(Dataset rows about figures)
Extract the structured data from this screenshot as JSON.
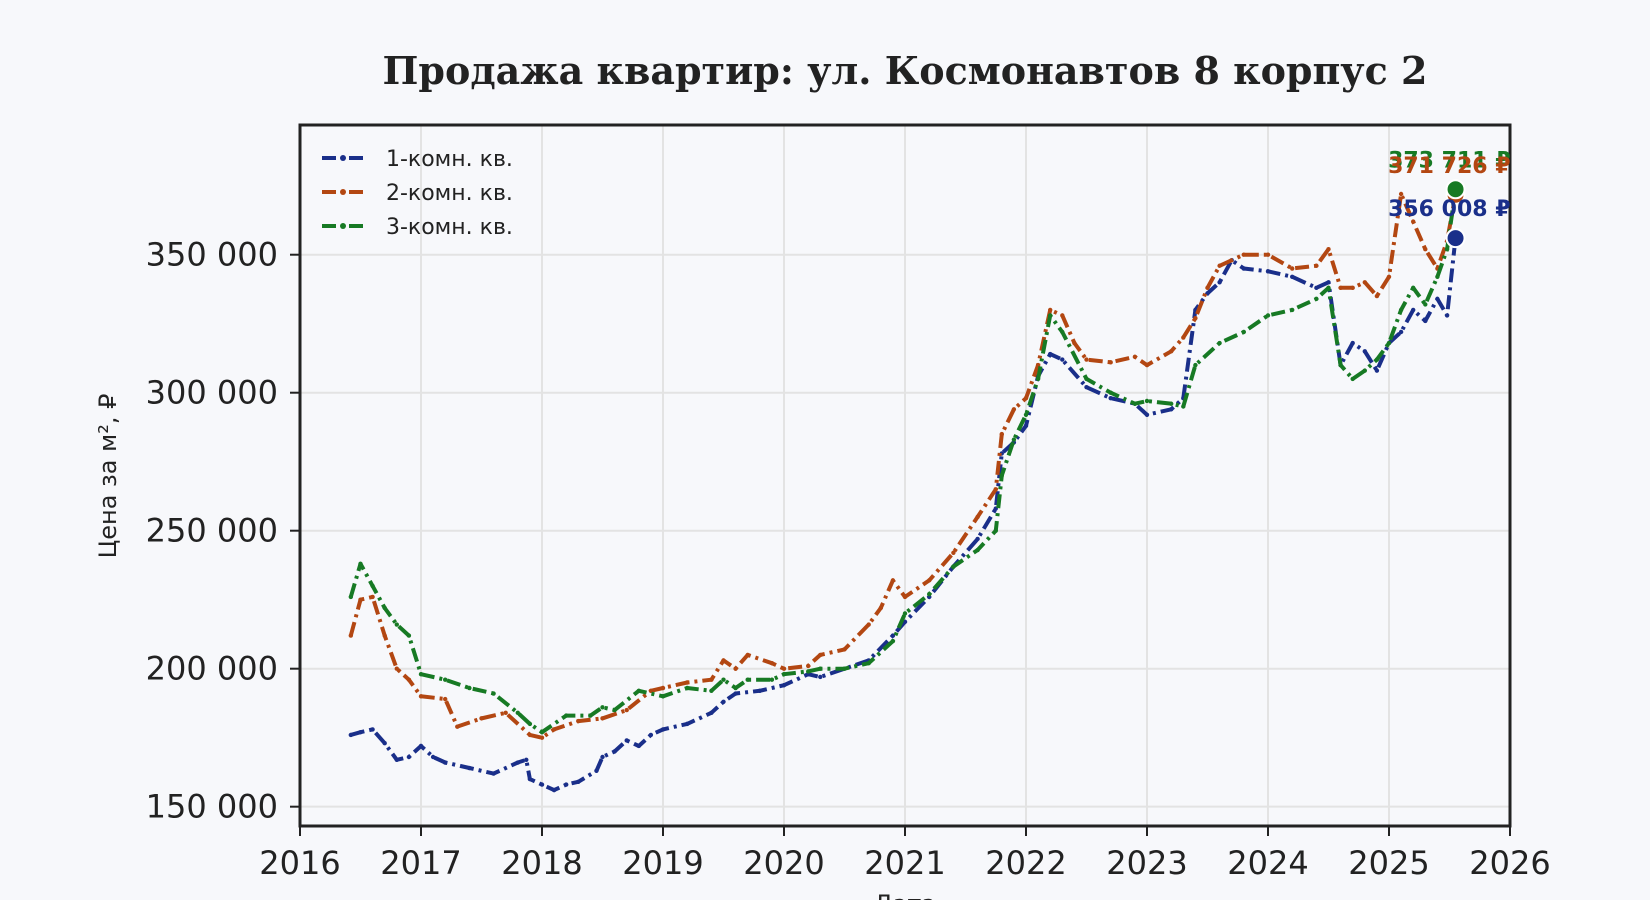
{
  "chart_data": {
    "type": "line",
    "title": "Продажа квартир: ул. Космонавтов 8 корпус 2",
    "xlabel": "Дата",
    "ylabel": "Цена за м², ₽",
    "xlim": [
      2016,
      2026
    ],
    "ylim": [
      143000,
      397000
    ],
    "x_ticks": [
      2016,
      2017,
      2018,
      2019,
      2020,
      2021,
      2022,
      2023,
      2024,
      2025,
      2026
    ],
    "x_tick_labels": [
      "2016",
      "2017",
      "2018",
      "2019",
      "2020",
      "2021",
      "2022",
      "2023",
      "2024",
      "2025",
      "2026"
    ],
    "y_ticks": [
      150000,
      200000,
      250000,
      300000,
      350000
    ],
    "y_tick_labels": [
      "150 000",
      "200 000",
      "250 000",
      "300 000",
      "350 000"
    ],
    "grid": true,
    "legend_position": "top-left",
    "series": [
      {
        "name": "1-комн. кв.",
        "color": "#1a2f8a",
        "x": [
          2016.42,
          2016.5,
          2016.6,
          2016.7,
          2016.8,
          2016.9,
          2017.0,
          2017.1,
          2017.2,
          2017.4,
          2017.6,
          2017.8,
          2017.87,
          2017.9,
          2018.0,
          2018.1,
          2018.2,
          2018.3,
          2018.45,
          2018.5,
          2018.6,
          2018.7,
          2018.8,
          2018.9,
          2019.0,
          2019.2,
          2019.4,
          2019.5,
          2019.6,
          2019.8,
          2020.0,
          2020.2,
          2020.3,
          2020.5,
          2020.7,
          2020.9,
          2021.0,
          2021.2,
          2021.4,
          2021.6,
          2021.75,
          2021.8,
          2021.9,
          2022.0,
          2022.1,
          2022.2,
          2022.3,
          2022.5,
          2022.7,
          2022.9,
          2023.0,
          2023.2,
          2023.3,
          2023.4,
          2023.5,
          2023.6,
          2023.7,
          2023.8,
          2024.0,
          2024.2,
          2024.4,
          2024.5,
          2024.6,
          2024.7,
          2024.8,
          2024.9,
          2025.0,
          2025.1,
          2025.2,
          2025.3,
          2025.4,
          2025.48,
          2025.55
        ],
        "values": [
          176000,
          177000,
          178000,
          173000,
          167000,
          168000,
          172000,
          168000,
          166000,
          164000,
          162000,
          166000,
          167000,
          160000,
          158000,
          156000,
          158000,
          159000,
          163000,
          168000,
          170000,
          174000,
          172000,
          176000,
          178000,
          180000,
          184000,
          188000,
          191000,
          192000,
          194000,
          198000,
          197000,
          200000,
          203000,
          212000,
          217000,
          226000,
          237000,
          247000,
          258000,
          278000,
          282000,
          288000,
          306000,
          314000,
          312000,
          302000,
          298000,
          296000,
          292000,
          294000,
          298000,
          330000,
          336000,
          340000,
          348000,
          345000,
          344000,
          342000,
          338000,
          340000,
          310000,
          318000,
          315000,
          308000,
          318000,
          322000,
          330000,
          326000,
          334000,
          328000,
          356008
        ]
      },
      {
        "name": "2-комн. кв.",
        "color": "#b34712",
        "x": [
          2016.42,
          2016.5,
          2016.6,
          2016.7,
          2016.8,
          2016.9,
          2017.0,
          2017.2,
          2017.3,
          2017.5,
          2017.7,
          2017.9,
          2018.0,
          2018.1,
          2018.3,
          2018.5,
          2018.7,
          2018.9,
          2019.0,
          2019.2,
          2019.4,
          2019.5,
          2019.6,
          2019.7,
          2019.9,
          2020.0,
          2020.2,
          2020.3,
          2020.5,
          2020.7,
          2020.8,
          2020.9,
          2021.0,
          2021.2,
          2021.4,
          2021.6,
          2021.75,
          2021.8,
          2021.9,
          2022.0,
          2022.1,
          2022.2,
          2022.3,
          2022.4,
          2022.5,
          2022.7,
          2022.9,
          2023.0,
          2023.2,
          2023.3,
          2023.4,
          2023.5,
          2023.6,
          2023.8,
          2024.0,
          2024.2,
          2024.4,
          2024.5,
          2024.6,
          2024.7,
          2024.8,
          2024.9,
          2025.0,
          2025.1,
          2025.2,
          2025.3,
          2025.4,
          2025.48,
          2025.55
        ],
        "values": [
          212000,
          225000,
          226000,
          212000,
          200000,
          196000,
          190000,
          189000,
          179000,
          182000,
          184000,
          176000,
          175000,
          178000,
          181000,
          182000,
          185000,
          192000,
          193000,
          195000,
          196000,
          203000,
          200000,
          205000,
          202000,
          200000,
          201000,
          205000,
          207000,
          216000,
          222000,
          232000,
          226000,
          232000,
          242000,
          255000,
          265000,
          285000,
          294000,
          298000,
          310000,
          330000,
          328000,
          318000,
          312000,
          311000,
          313000,
          310000,
          315000,
          320000,
          327000,
          338000,
          346000,
          350000,
          350000,
          345000,
          346000,
          352000,
          338000,
          338000,
          340000,
          335000,
          342000,
          372000,
          362000,
          352000,
          345000,
          355000,
          371726
        ]
      },
      {
        "name": "3-комн. кв.",
        "color": "#177a24",
        "x": [
          2016.42,
          2016.5,
          2016.6,
          2016.7,
          2016.8,
          2016.9,
          2017.0,
          2017.2,
          2017.4,
          2017.6,
          2017.8,
          2017.9,
          2018.0,
          2018.2,
          2018.4,
          2018.5,
          2018.6,
          2018.8,
          2019.0,
          2019.2,
          2019.4,
          2019.5,
          2019.6,
          2019.7,
          2019.9,
          2020.0,
          2020.2,
          2020.3,
          2020.5,
          2020.7,
          2020.9,
          2021.0,
          2021.2,
          2021.4,
          2021.6,
          2021.75,
          2021.8,
          2021.9,
          2022.0,
          2022.1,
          2022.2,
          2022.3,
          2022.5,
          2022.7,
          2022.9,
          2023.0,
          2023.2,
          2023.3,
          2023.4,
          2023.6,
          2023.8,
          2024.0,
          2024.2,
          2024.4,
          2024.5,
          2024.6,
          2024.7,
          2024.8,
          2024.9,
          2025.0,
          2025.1,
          2025.2,
          2025.3,
          2025.4,
          2025.48,
          2025.55
        ],
        "values": [
          226000,
          238000,
          230000,
          222000,
          216000,
          212000,
          198000,
          196000,
          193000,
          191000,
          184000,
          180000,
          177000,
          183000,
          183000,
          186000,
          185000,
          192000,
          190000,
          193000,
          192000,
          196000,
          193000,
          196000,
          196000,
          198000,
          199000,
          200000,
          200000,
          202000,
          210000,
          220000,
          227000,
          237000,
          243000,
          250000,
          270000,
          283000,
          292000,
          305000,
          328000,
          322000,
          305000,
          300000,
          296000,
          297000,
          296000,
          295000,
          310000,
          318000,
          322000,
          328000,
          330000,
          334000,
          338000,
          310000,
          305000,
          308000,
          312000,
          318000,
          330000,
          338000,
          332000,
          342000,
          352000,
          373711
        ]
      }
    ],
    "end_labels": [
      {
        "series": 2,
        "text": "373 711 ₽"
      },
      {
        "series": 1,
        "text": "371 726 ₽"
      },
      {
        "series": 0,
        "text": "356 008 ₽"
      }
    ]
  }
}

● The task
Repeat the records above exactly, leaving out any pictures they contain.

● Reply to the exercise
Extract the structured data from this screenshot as JSON.
{
  "chart_data": {
    "type": "line",
    "title": "Продажа квартир: ул. Космонавтов 8 корпус 2",
    "xlabel": "Дата",
    "ylabel": "Цена за м², ₽",
    "xlim": [
      2016,
      2026
    ],
    "ylim": [
      143000,
      397000
    ],
    "x_ticks": [
      2016,
      2017,
      2018,
      2019,
      2020,
      2021,
      2022,
      2023,
      2024,
      2025,
      2026
    ],
    "x_tick_labels": [
      "2016",
      "2017",
      "2018",
      "2019",
      "2020",
      "2021",
      "2022",
      "2023",
      "2024",
      "2025",
      "2026"
    ],
    "y_ticks": [
      150000,
      200000,
      250000,
      300000,
      350000
    ],
    "y_tick_labels": [
      "150 000",
      "200 000",
      "250 000",
      "300 000",
      "350 000"
    ],
    "grid": true,
    "legend_position": "top-left",
    "series": [
      {
        "name": "1-комн. кв.",
        "color": "#1a2f8a",
        "x": [
          2016.42,
          2016.5,
          2016.6,
          2016.7,
          2016.8,
          2016.9,
          2017.0,
          2017.1,
          2017.2,
          2017.4,
          2017.6,
          2017.8,
          2017.87,
          2017.9,
          2018.0,
          2018.1,
          2018.2,
          2018.3,
          2018.45,
          2018.5,
          2018.6,
          2018.7,
          2018.8,
          2018.9,
          2019.0,
          2019.2,
          2019.4,
          2019.5,
          2019.6,
          2019.8,
          2020.0,
          2020.2,
          2020.3,
          2020.5,
          2020.7,
          2020.9,
          2021.0,
          2021.2,
          2021.4,
          2021.6,
          2021.75,
          2021.8,
          2021.9,
          2022.0,
          2022.1,
          2022.2,
          2022.3,
          2022.5,
          2022.7,
          2022.9,
          2023.0,
          2023.2,
          2023.3,
          2023.4,
          2023.5,
          2023.6,
          2023.7,
          2023.8,
          2024.0,
          2024.2,
          2024.4,
          2024.5,
          2024.6,
          2024.7,
          2024.8,
          2024.9,
          2025.0,
          2025.1,
          2025.2,
          2025.3,
          2025.4,
          2025.48,
          2025.55
        ],
        "values": [
          176000,
          177000,
          178000,
          173000,
          167000,
          168000,
          172000,
          168000,
          166000,
          164000,
          162000,
          166000,
          167000,
          160000,
          158000,
          156000,
          158000,
          159000,
          163000,
          168000,
          170000,
          174000,
          172000,
          176000,
          178000,
          180000,
          184000,
          188000,
          191000,
          192000,
          194000,
          198000,
          197000,
          200000,
          203000,
          212000,
          217000,
          226000,
          237000,
          247000,
          258000,
          278000,
          282000,
          288000,
          306000,
          314000,
          312000,
          302000,
          298000,
          296000,
          292000,
          294000,
          298000,
          330000,
          336000,
          340000,
          348000,
          345000,
          344000,
          342000,
          338000,
          340000,
          310000,
          318000,
          315000,
          308000,
          318000,
          322000,
          330000,
          326000,
          334000,
          328000,
          356008
        ]
      },
      {
        "name": "2-комн. кв.",
        "color": "#b34712",
        "x": [
          2016.42,
          2016.5,
          2016.6,
          2016.7,
          2016.8,
          2016.9,
          2017.0,
          2017.2,
          2017.3,
          2017.5,
          2017.7,
          2017.9,
          2018.0,
          2018.1,
          2018.3,
          2018.5,
          2018.7,
          2018.9,
          2019.0,
          2019.2,
          2019.4,
          2019.5,
          2019.6,
          2019.7,
          2019.9,
          2020.0,
          2020.2,
          2020.3,
          2020.5,
          2020.7,
          2020.8,
          2020.9,
          2021.0,
          2021.2,
          2021.4,
          2021.6,
          2021.75,
          2021.8,
          2021.9,
          2022.0,
          2022.1,
          2022.2,
          2022.3,
          2022.4,
          2022.5,
          2022.7,
          2022.9,
          2023.0,
          2023.2,
          2023.3,
          2023.4,
          2023.5,
          2023.6,
          2023.8,
          2024.0,
          2024.2,
          2024.4,
          2024.5,
          2024.6,
          2024.7,
          2024.8,
          2024.9,
          2025.0,
          2025.1,
          2025.2,
          2025.3,
          2025.4,
          2025.48,
          2025.55
        ],
        "values": [
          212000,
          225000,
          226000,
          212000,
          200000,
          196000,
          190000,
          189000,
          179000,
          182000,
          184000,
          176000,
          175000,
          178000,
          181000,
          182000,
          185000,
          192000,
          193000,
          195000,
          196000,
          203000,
          200000,
          205000,
          202000,
          200000,
          201000,
          205000,
          207000,
          216000,
          222000,
          232000,
          226000,
          232000,
          242000,
          255000,
          265000,
          285000,
          294000,
          298000,
          310000,
          330000,
          328000,
          318000,
          312000,
          311000,
          313000,
          310000,
          315000,
          320000,
          327000,
          338000,
          346000,
          350000,
          350000,
          345000,
          346000,
          352000,
          338000,
          338000,
          340000,
          335000,
          342000,
          372000,
          362000,
          352000,
          345000,
          355000,
          371726
        ]
      },
      {
        "name": "3-комн. кв.",
        "color": "#177a24",
        "x": [
          2016.42,
          2016.5,
          2016.6,
          2016.7,
          2016.8,
          2016.9,
          2017.0,
          2017.2,
          2017.4,
          2017.6,
          2017.8,
          2017.9,
          2018.0,
          2018.2,
          2018.4,
          2018.5,
          2018.6,
          2018.8,
          2019.0,
          2019.2,
          2019.4,
          2019.5,
          2019.6,
          2019.7,
          2019.9,
          2020.0,
          2020.2,
          2020.3,
          2020.5,
          2020.7,
          2020.9,
          2021.0,
          2021.2,
          2021.4,
          2021.6,
          2021.75,
          2021.8,
          2021.9,
          2022.0,
          2022.1,
          2022.2,
          2022.3,
          2022.5,
          2022.7,
          2022.9,
          2023.0,
          2023.2,
          2023.3,
          2023.4,
          2023.6,
          2023.8,
          2024.0,
          2024.2,
          2024.4,
          2024.5,
          2024.6,
          2024.7,
          2024.8,
          2024.9,
          2025.0,
          2025.1,
          2025.2,
          2025.3,
          2025.4,
          2025.48,
          2025.55
        ],
        "values": [
          226000,
          238000,
          230000,
          222000,
          216000,
          212000,
          198000,
          196000,
          193000,
          191000,
          184000,
          180000,
          177000,
          183000,
          183000,
          186000,
          185000,
          192000,
          190000,
          193000,
          192000,
          196000,
          193000,
          196000,
          196000,
          198000,
          199000,
          200000,
          200000,
          202000,
          210000,
          220000,
          227000,
          237000,
          243000,
          250000,
          270000,
          283000,
          292000,
          305000,
          328000,
          322000,
          305000,
          300000,
          296000,
          297000,
          296000,
          295000,
          310000,
          318000,
          322000,
          328000,
          330000,
          334000,
          338000,
          310000,
          305000,
          308000,
          312000,
          318000,
          330000,
          338000,
          332000,
          342000,
          352000,
          373711
        ]
      }
    ],
    "end_labels": [
      {
        "series": 2,
        "text": "373 711 ₽"
      },
      {
        "series": 1,
        "text": "371 726 ₽"
      },
      {
        "series": 0,
        "text": "356 008 ₽"
      }
    ]
  }
}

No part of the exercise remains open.